Aim:
Make an exact copy of the entries, and keep any pictures out of it.

Stored data:
(begin)

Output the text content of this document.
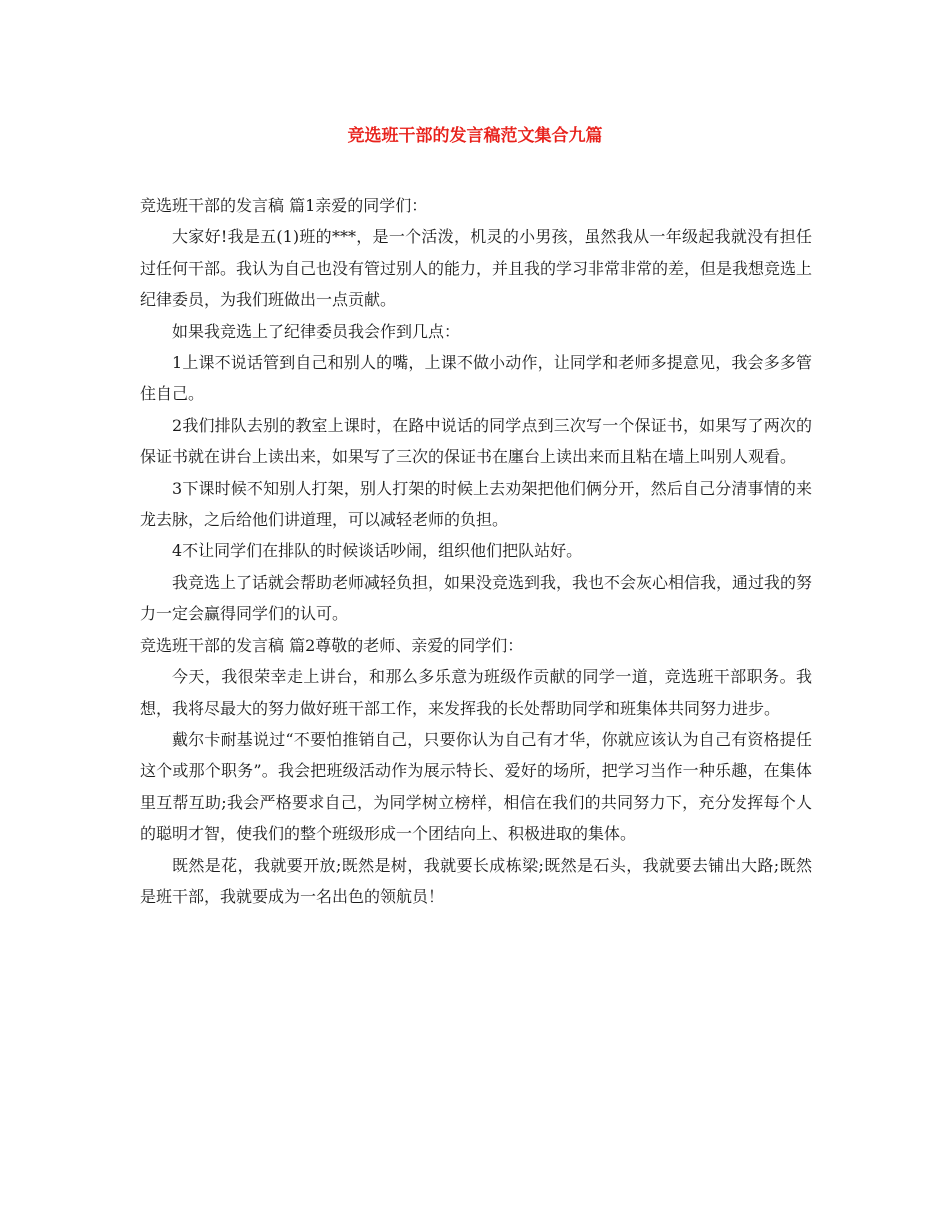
竞选班干部的发言稿范文集合九篇

竞选班干部的发言稿 篇1亲爱的同学们：

大家好!我是五(1)班的***，是一个活泼，机灵的小男孩，虽然我从一年级起我就没有担任过任何干部。我认为自己也没有管过别人的能力，并且我的学习非常非常的差，但是我想竞选上纪律委员，为我们班做出一点贡献。

如果我竞选上了纪律委员我会作到几点：

1上课不说话管到自己和别人的嘴，上课不做小动作，让同学和老师多提意见，我会多多管住自己。

2我们排队去别的教室上课时，在路中说话的同学点到三次写一个保证书，如果写了两次的保证书就在讲台上读出来，如果写了三次的保证书在廛台上读出来而且粘在墙上叫别人观看。

3下课时候不知别人打架，别人打架的时候上去劝架把他们俩分开，然后自己分清事情的来龙去脉，之后给他们讲道理，可以减轻老师的负担。

4不让同学们在排队的时候谈话吵闹，组织他们把队站好。

我竞选上了话就会帮助老师减轻负担，如果没竞选到我，我也不会灰心相信我，通过我的努力一定会赢得同学们的认可。

竞选班干部的发言稿 篇2尊敬的老师、亲爱的同学们：

今天，我很荣幸走上讲台，和那么多乐意为班级作贡献的同学一道，竞选班干部职务。我想，我将尽最大的努力做好班干部工作，来发挥我的长处帮助同学和班集体共同努力进步。

戴尔卡耐基说过“不要怕推销自己，只要你认为自己有才华，你就应该认为自己有资格提任这个或那个职务”。我会把班级活动作为展示特长、爱好的场所，把学习当作一种乐趣，在集体里互帮互助;我会严格要求自己，为同学树立榜样，相信在我们的共同努力下，充分发挥每个人的聪明才智，使我们的整个班级形成一个团结向上、积极进取的集体。

既然是花，我就要开放;既然是树，我就要长成栋梁;既然是石头，我就要去铺出大路;既然是班干部，我就要成为一名出色的领航员！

(end)

Solution to this problem:
Output the text content of this document.
竞选班干部的发言稿范文集合九篇

竞选班干部的发言稿 篇1亲爱的同学们：

大家好!我是五(1)班的***，是一个活泼，机灵的小男孩，虽然我从一年级起我就没有担任过任何干部。我认为自己也没有管过别人的能力，并且我的学习非常非常的差，但是我想竞选上纪律委员，为我们班做出一点贡献。

如果我竞选上了纪律委员我会作到几点：

1上课不说话管到自己和别人的嘴，上课不做小动作，让同学和老师多提意见，我会多多管住自己。

2我们排队去别的教室上课时，在路中说话的同学点到三次写一个保证书，如果写了两次的保证书就在讲台上读出来，如果写了三次的保证书在廛台上读出来而且粘在墙上叫别人观看。

3下课时候不知别人打架，别人打架的时候上去劝架把他们俩分开，然后自己分清事情的来龙去脉，之后给他们讲道理，可以减轻老师的负担。

4不让同学们在排队的时候谈话吵闹，组织他们把队站好。

我竞选上了话就会帮助老师减轻负担，如果没竞选到我，我也不会灰心相信我，通过我的努力一定会赢得同学们的认可。

竞选班干部的发言稿 篇2尊敬的老师、亲爱的同学们：

今天，我很荣幸走上讲台，和那么多乐意为班级作贡献的同学一道，竞选班干部职务。我想，我将尽最大的努力做好班干部工作，来发挥我的长处帮助同学和班集体共同努力进步。

戴尔卡耐基说过“不要怕推销自己，只要你认为自己有才华，你就应该认为自己有资格提任这个或那个职务”。我会把班级活动作为展示特长、爱好的场所，把学习当作一种乐趣，在集体里互帮互助;我会严格要求自己，为同学树立榜样，相信在我们的共同努力下，充分发挥每个人的聪明才智，使我们的整个班级形成一个团结向上、积极进取的集体。

既然是花，我就要开放;既然是树，我就要长成栋梁;既然是石头，我就要去铺出大路;既然是班干部，我就要成为一名出色的领航员！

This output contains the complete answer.